**Description of the task**
Gather all lines in the entries below that include the word "this".

**Stored data**
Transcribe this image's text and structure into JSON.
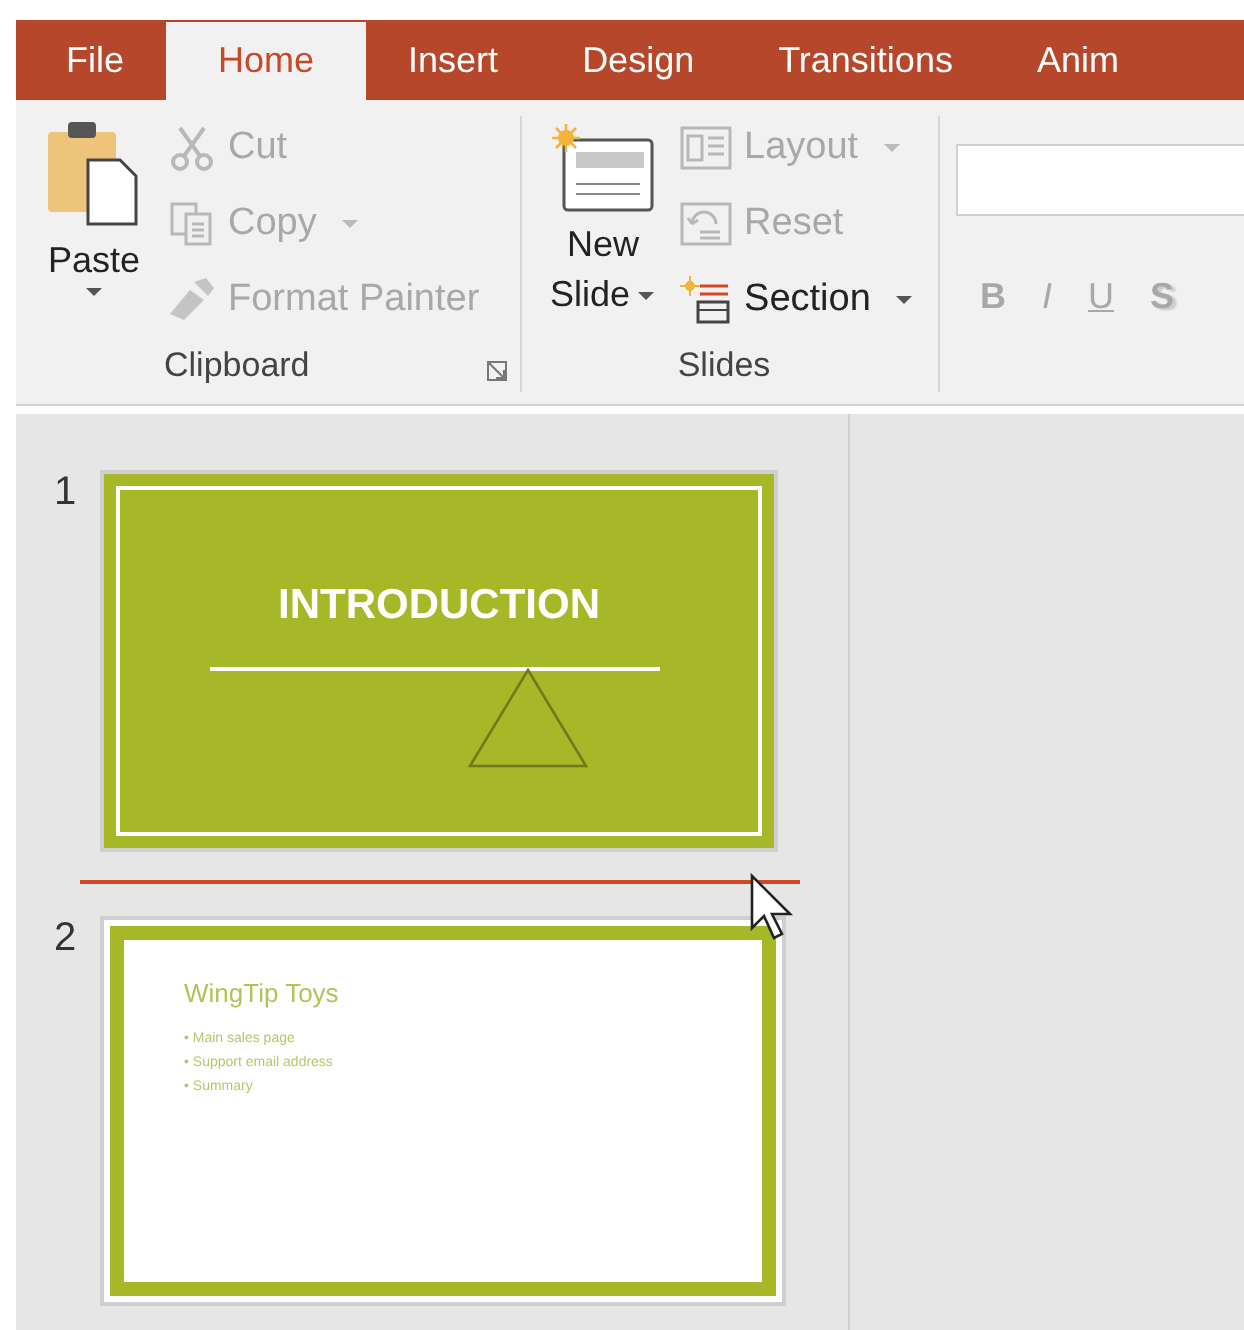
{
  "tabs": [
    {
      "label": "File",
      "selected": false
    },
    {
      "label": "Home",
      "selected": true
    },
    {
      "label": "Insert",
      "selected": false
    },
    {
      "label": "Design",
      "selected": false
    },
    {
      "label": "Transitions",
      "selected": false
    },
    {
      "label": "Anim",
      "selected": false
    }
  ],
  "clipboard": {
    "label": "Clipboard",
    "paste": {
      "label": "Paste",
      "disabled": false
    },
    "items": [
      {
        "kind": "cut",
        "label": "Cut",
        "disabled": true,
        "dropdown": false
      },
      {
        "kind": "copy",
        "label": "Copy",
        "disabled": true,
        "dropdown": true
      },
      {
        "kind": "painter",
        "label": "Format Painter",
        "disabled": true,
        "dropdown": false
      }
    ]
  },
  "slides_group": {
    "label": "Slides",
    "new_slide": {
      "label_1": "New",
      "label_2": "Slide",
      "disabled": false
    },
    "items": [
      {
        "kind": "layout",
        "label": "Layout",
        "disabled": true,
        "dropdown": true
      },
      {
        "kind": "reset",
        "label": "Reset",
        "disabled": true,
        "dropdown": false
      },
      {
        "kind": "section",
        "label": "Section",
        "disabled": false,
        "dropdown": true
      }
    ]
  },
  "font_group": {
    "buttons": [
      {
        "label": "B",
        "kind": "bold",
        "disabled": true
      },
      {
        "label": "I",
        "kind": "italic",
        "disabled": true
      },
      {
        "label": "U",
        "kind": "underline",
        "disabled": true
      },
      {
        "label": "S",
        "kind": "shadow",
        "disabled": true
      }
    ]
  },
  "slides": [
    {
      "number": "1",
      "kind": "title",
      "title": "INTRODUCTION"
    },
    {
      "number": "2",
      "kind": "content",
      "title": "WingTip Toys",
      "bullets": [
        "• Main sales page",
        "• Support email address",
        "• Summary"
      ]
    }
  ]
}
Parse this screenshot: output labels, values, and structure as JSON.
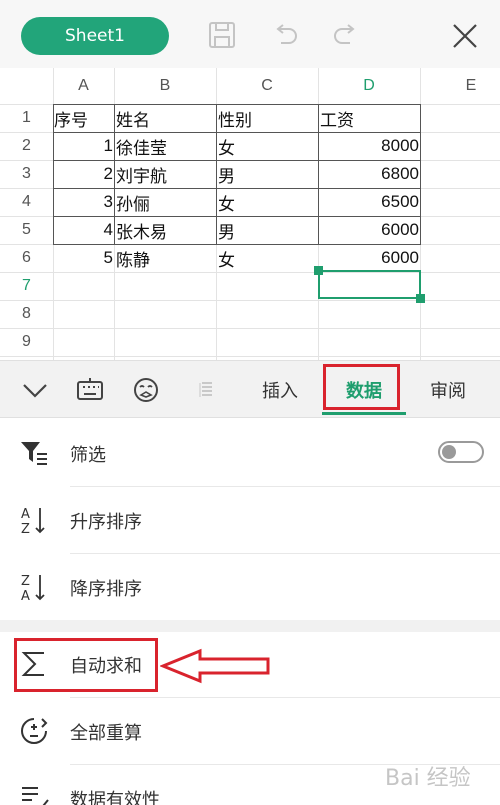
{
  "topbar": {
    "sheet_tab": "Sheet1",
    "icons": [
      "save-icon",
      "undo-icon",
      "redo-icon",
      "close-icon"
    ]
  },
  "sheet": {
    "columns": [
      "A",
      "B",
      "C",
      "D",
      "E"
    ],
    "active_column": "D",
    "rows": [
      "1",
      "2",
      "3",
      "4",
      "5",
      "6",
      "7",
      "8",
      "9"
    ],
    "active_row": "7",
    "header_row": [
      "序号",
      "姓名",
      "性别",
      "工资"
    ],
    "data": [
      [
        "1",
        "徐佳莹",
        "女",
        "8000"
      ],
      [
        "2",
        "刘宇航",
        "男",
        "6800"
      ],
      [
        "3",
        "孙俪",
        "女",
        "6500"
      ],
      [
        "4",
        "张木易",
        "男",
        "6000"
      ],
      [
        "5",
        "陈静",
        "女",
        "6000"
      ]
    ],
    "selected_cell": "D7"
  },
  "ribbon": {
    "tabs": [
      "插入",
      "数据",
      "审阅"
    ],
    "active_tab": "数据",
    "icons": [
      "collapse-chevron-icon",
      "keyboard-icon",
      "emoji-icon",
      "format-icon"
    ]
  },
  "menu": {
    "filter": "筛选",
    "filter_on": false,
    "sort_asc": "升序排序",
    "sort_desc": "降序排序",
    "autosum": "自动求和",
    "recalc_all": "全部重算",
    "data_validation": "数据有效性"
  },
  "watermark": "Bai 经验",
  "colors": {
    "accent": "#1f9e6e",
    "highlight": "#d9232d"
  }
}
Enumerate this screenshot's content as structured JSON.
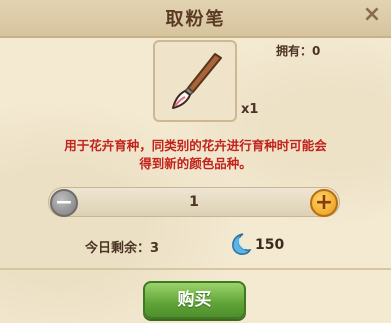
{
  "dialog": {
    "title": "取粉笔",
    "close_icon": "close-icon"
  },
  "item": {
    "icon": "brush-icon",
    "quantity_label": "x1",
    "owned_text": "拥有：0"
  },
  "description": {
    "line1": "用于花卉育种，同类别的花卉进行育种时可能会",
    "line2": "得到新的颜色品种。"
  },
  "stepper": {
    "value": "1",
    "minus_label": "−",
    "plus_label": "+"
  },
  "purchase": {
    "remaining_text": "今日剩余：3",
    "currency_icon": "moon-icon",
    "price": "150",
    "buy_label": "购买"
  },
  "colors": {
    "description_text": "#c2231b",
    "buy_button": "#5fa437",
    "plus_button": "#e99a17"
  }
}
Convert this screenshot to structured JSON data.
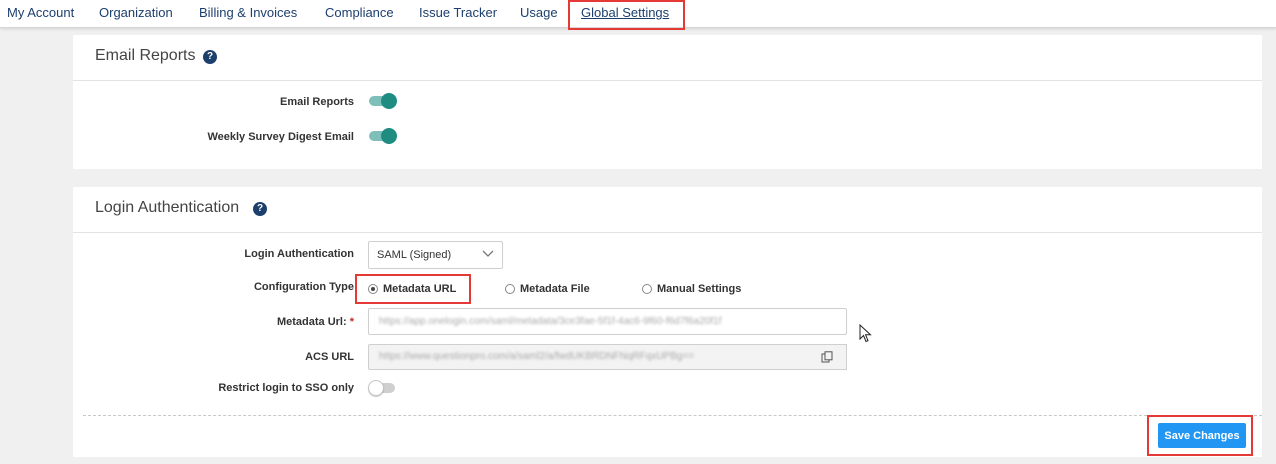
{
  "nav": {
    "tabs": [
      {
        "label": "My Account"
      },
      {
        "label": "Organization"
      },
      {
        "label": "Billing & Invoices"
      },
      {
        "label": "Compliance"
      },
      {
        "label": "Issue Tracker"
      },
      {
        "label": "Usage"
      },
      {
        "label": "Global Settings",
        "active": true
      }
    ]
  },
  "email_reports": {
    "title": "Email Reports",
    "help_icon": "question-circle-icon",
    "email_reports_label": "Email Reports",
    "email_reports_enabled": true,
    "weekly_digest_label": "Weekly Survey Digest Email",
    "weekly_digest_enabled": true
  },
  "login_auth": {
    "title": "Login Authentication",
    "help_icon": "question-circle-icon",
    "login_auth_label": "Login Authentication",
    "login_auth_value": "SAML (Signed)",
    "config_type_label": "Configuration Type",
    "config_options": [
      "Metadata URL",
      "Metadata File",
      "Manual Settings"
    ],
    "config_selected": "Metadata URL",
    "metadata_url_label": "Metadata Url:",
    "metadata_url_required_mark": "*",
    "metadata_url_value": "https://app.onelogin.com/saml/metadata/3ce3fae-5f1f-4ac6-9f60-f6d7f6a20f1f",
    "acs_url_label": "ACS URL",
    "acs_url_value": "https://www.questionpro.com/a/saml2/a/fwdUKBRDNFNqRFqxUPBg==",
    "copy_icon": "copy-icon",
    "restrict_sso_label": "Restrict login to SSO only",
    "restrict_sso_enabled": false,
    "save_label": "Save Changes"
  },
  "colors": {
    "nav_text": "#1c3f6e",
    "toggle_on": "#1e8c81",
    "save_button": "#2196f3",
    "highlight": "#e53935"
  }
}
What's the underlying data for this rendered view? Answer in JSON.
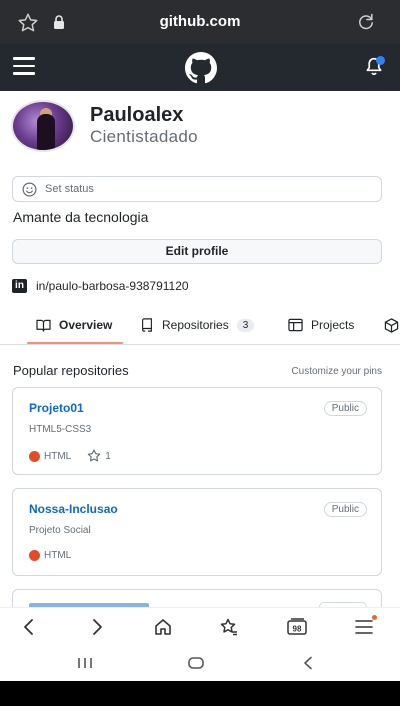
{
  "browser": {
    "url": "github.com"
  },
  "profile": {
    "name": "Pauloalex",
    "login": "Cientistadado",
    "status_label": "Set status",
    "bio": "Amante da tecnologia",
    "edit_label": "Edit profile",
    "linkedin": "in/paulo-barbosa-938791120"
  },
  "tabs": [
    {
      "label": "Overview"
    },
    {
      "label": "Repositories",
      "count": "3"
    },
    {
      "label": "Projects"
    }
  ],
  "pinned": {
    "heading": "Popular repositories",
    "customize_label": "Customize your pins",
    "repos": [
      {
        "name": "Projeto01",
        "visibility": "Public",
        "description": "HTML5-CSS3",
        "language": "HTML",
        "lang_color": "#e34c26",
        "stars": "1"
      },
      {
        "name": "Nossa-Inclusao",
        "visibility": "Public",
        "description": "Projeto Social",
        "language": "HTML",
        "lang_color": "#e34c26"
      }
    ]
  },
  "browser_nav": {
    "tabs_count": "98"
  }
}
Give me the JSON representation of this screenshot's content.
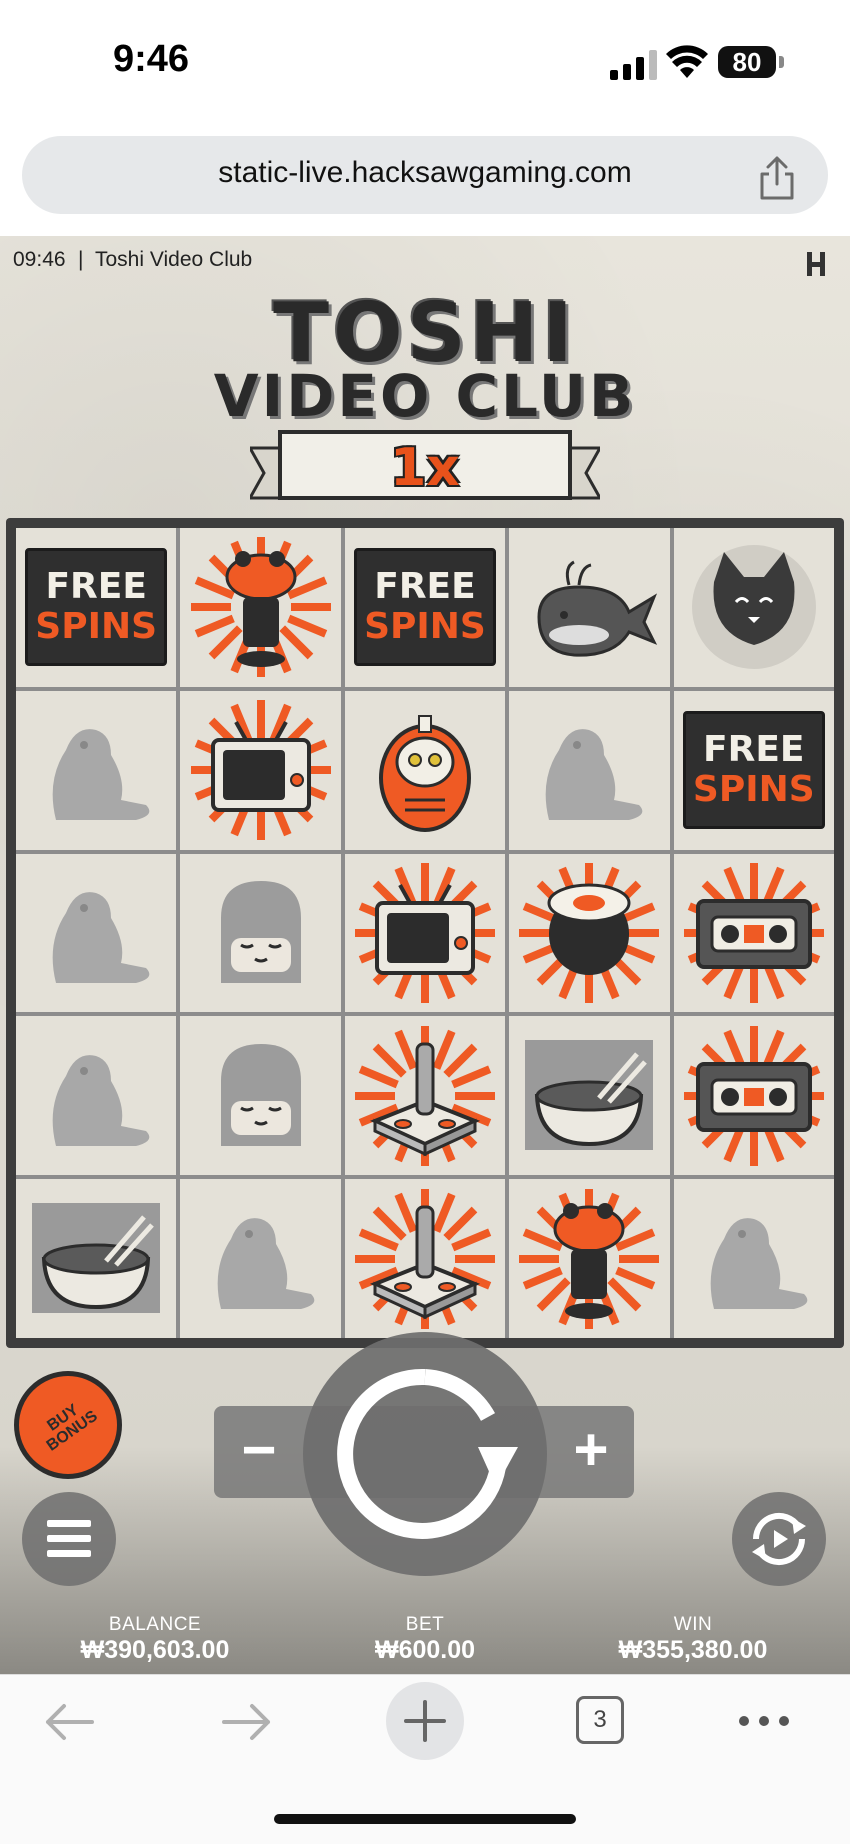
{
  "status_bar": {
    "time": "9:46",
    "battery": "80",
    "icons": [
      "signal-icon",
      "wifi-icon",
      "battery-icon"
    ]
  },
  "browser": {
    "url": "static-live.hacksawgaming.com",
    "share_icon": "share-icon",
    "tab_count": "3"
  },
  "game": {
    "clock": "09:46",
    "separator": "|",
    "title": "Toshi Video Club",
    "logo_line1": "TOSHI",
    "logo_line2": "VIDEO CLUB",
    "multiplier": "1x",
    "grid": [
      [
        "free-spins",
        "frog",
        "free-spins",
        "whale",
        "cat"
      ],
      [
        "beaver",
        "tv",
        "daruma",
        "beaver",
        "free-spins"
      ],
      [
        "beaver",
        "ninja",
        "tv",
        "sushi",
        "vhs"
      ],
      [
        "beaver",
        "ninja",
        "joystick",
        "bowl",
        "vhs"
      ],
      [
        "bowl",
        "beaver",
        "joystick",
        "frog",
        "beaver"
      ]
    ],
    "free_spins_top": "FREE",
    "free_spins_bottom": "SPINS",
    "buy_bonus_line1": "BUY",
    "buy_bonus_line2": "BONUS",
    "minus_label": "−",
    "plus_label": "+",
    "balance_label": "BALANCE",
    "balance_value": "₩390,603.00",
    "bet_label": "BET",
    "bet_value": "₩600.00",
    "win_label": "WIN",
    "win_value": "₩355,380.00"
  },
  "colors": {
    "accent": "#ef5a24",
    "dark": "#2c2c2c",
    "panel": "#e4e1d8"
  }
}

**Finished exercise**
Transcribe this image's text and structure into JSON.
Parse this screenshot: output labels, values, and structure as JSON.
Enumerate this screenshot's content as structured JSON.
Convert this screenshot to structured JSON data.
What's the underlying data for this rendered view? Answer in JSON.
Give me the JSON representation of this screenshot's content.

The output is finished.